Toggle American Heritage etymologies American Heritage Dictionary (2)

  1. Middle English, alteration of escare, from Old French, scab, from Late Latin eschara, from Greek eskhara, hearth, scab caused by burning.
  2. Middle English skerre, from Old Norse sker, low reef; see sker-1 in Indo-European roots.

Toggle Century etymologies Century Dictionary (4)

  1. Early modern English also skar; from Middle English scar, scarre, skarre, from Old French escare, French escarre, escharre = Spanish Portuguese Italian escara, a scar, scab, crust, from Latin eschara, a scar, especially from a burn, from Greek ἐσχάρα, a scab, scar caused by burning, a hearth, means of producing fire, etc.: see eschar.

[Given task]
Pick up the dictionary etymologies above after their last entry and continue them.

[Data]

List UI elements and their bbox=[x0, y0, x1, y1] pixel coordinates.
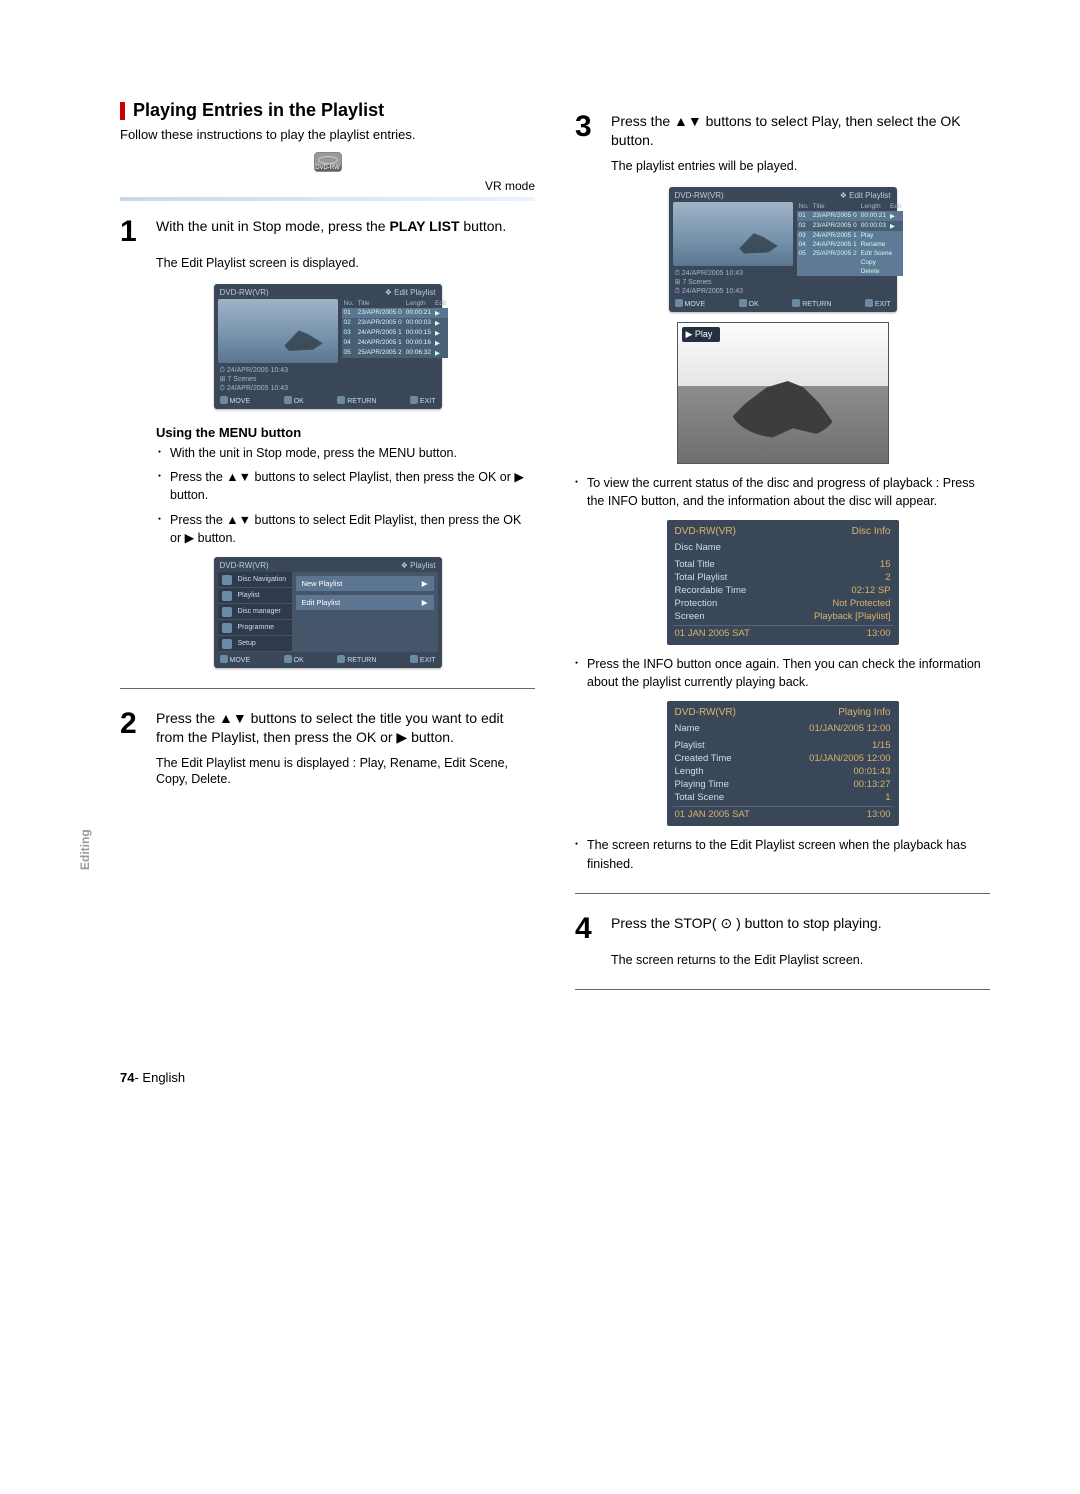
osd-thumbnail bbox=[218, 299, 338, 363]
step-2: 2 Press the ▲▼ buttons to select the tit… bbox=[120, 709, 535, 747]
gradient-separator bbox=[120, 197, 535, 201]
disc-info-box: DVD-RW(VR)Disc Info Disc Name Total Titl… bbox=[667, 520, 899, 645]
step-1-button-name: PLAY LIST bbox=[389, 218, 459, 234]
col2-bullet-2: Press the INFO button once again. Then y… bbox=[575, 655, 990, 691]
step-4: 4 Press the STOP( ⊙ ) button to stop pla… bbox=[575, 914, 990, 944]
vr-mode-label: VR mode bbox=[120, 179, 535, 193]
play-tag: ▶ Play bbox=[682, 327, 721, 342]
section-title: Playing Entries in the Playlist bbox=[120, 100, 535, 121]
menu-bullet-2: Press the ▲▼ buttons to select Playlist,… bbox=[158, 468, 535, 504]
divider-2 bbox=[575, 893, 990, 894]
osd-playlist-menu: DVD-RW(VR) ❖ Playlist Disc Navigation Pl… bbox=[214, 557, 442, 668]
dvd-rw-icon: DVD-RW bbox=[314, 152, 342, 172]
divider-3 bbox=[575, 989, 990, 990]
playing-info-box: DVD-RW(VR)Playing Info Name01/JAN/2005 1… bbox=[667, 701, 899, 826]
page-footer: 74- English bbox=[120, 1070, 990, 1085]
using-menu-heading: Using the MENU button bbox=[156, 425, 535, 440]
osd-disc-label: DVD-RW(VR) bbox=[220, 288, 269, 297]
step-3: 3 Press the ▲▼ buttons to select Play, t… bbox=[575, 112, 990, 150]
step-num-2: 2 bbox=[120, 709, 144, 747]
menu-bullet-3: Press the ▲▼ buttons to select Edit Play… bbox=[158, 511, 535, 547]
dvd-icon-label: DVD-RW bbox=[315, 165, 341, 171]
section-title-text: Playing Entries in the Playlist bbox=[133, 100, 384, 121]
step-1-sub: The Edit Playlist screen is displayed. bbox=[156, 255, 535, 272]
osd-info-block: ⏱ 24/APR/2005 10:43 ⊞ 7 Scenes ⏱ 24/APR/… bbox=[218, 363, 338, 393]
step-1: 1 With the unit in Stop mode, press the … bbox=[120, 217, 535, 247]
red-bar-icon bbox=[120, 102, 125, 120]
menu-bullet-list: With the unit in Stop mode, press the ME… bbox=[158, 444, 535, 547]
section-intro: Follow these instructions to play the pl… bbox=[120, 127, 535, 142]
osd-edit-playlist-ctx: DVD-RW(VR) ❖ Edit Playlist ⏱ 24/APR/2005… bbox=[669, 187, 897, 312]
step-3-text: Press the ▲▼ buttons to select Play, the… bbox=[611, 112, 990, 150]
page-number: 74 bbox=[120, 1070, 134, 1085]
step-num-1: 1 bbox=[120, 217, 144, 247]
step-3-sub: The playlist entries will be played. bbox=[611, 158, 990, 175]
step-num-4: 4 bbox=[575, 914, 599, 944]
step-4-text: Press the STOP( ⊙ ) button to stop playi… bbox=[611, 914, 882, 944]
step-num-3: 3 bbox=[575, 112, 599, 150]
osd-title: ❖ Edit Playlist bbox=[385, 288, 436, 297]
playback-screenshot: ▶ Play bbox=[677, 322, 889, 464]
step-1-text-post: button. bbox=[460, 218, 507, 234]
step-1-text: With the unit in Stop mode, press the PL… bbox=[156, 217, 506, 247]
divider bbox=[120, 688, 535, 689]
page-lang: English bbox=[142, 1070, 185, 1085]
step-4-sub: The screen returns to the Edit Playlist … bbox=[611, 952, 990, 969]
col2-bullet-1: To view the current status of the disc a… bbox=[575, 474, 990, 510]
osd-footer: MOVE OK RETURN EXIT bbox=[218, 393, 438, 405]
step-2-sub: The Edit Playlist menu is displayed : Pl… bbox=[156, 755, 535, 789]
menu-bullet-1: With the unit in Stop mode, press the ME… bbox=[158, 444, 535, 462]
side-tab-editing: Editing bbox=[78, 829, 92, 870]
step-2-text: Press the ▲▼ buttons to select the title… bbox=[156, 709, 535, 747]
osd-edit-playlist: DVD-RW(VR) ❖ Edit Playlist ⏱ 24/APR/2005… bbox=[214, 284, 442, 409]
col2-bullet-3: The screen returns to the Edit Playlist … bbox=[575, 836, 990, 872]
step-1-text-pre: With the unit in Stop mode, press the bbox=[156, 218, 389, 234]
osd-playlist-table: No.TitleLengthEdit 0123/APR/2005 000:00:… bbox=[342, 299, 449, 358]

[Result of the task]
  2. from scar, n.
  3. Also (Scots) scaur; from Middle English scarre, skerre, from Icelandic sker, an isolated rock in the sea, = Swedish skär = Danish skjær (cf. Old Dutch schaere), a cliff, a rock; cf. Icelandic skor, a rift in a rock; from Icelandic skera = Swedish skära = Danish skære, cut, shear: see shear, and cf. share, score, and shore. Hence also skerry.
  4. from Latin scarus, from Greek σκάρος, a sea-fish, Scarus cretensis, supposed by the ancients to chew the cud.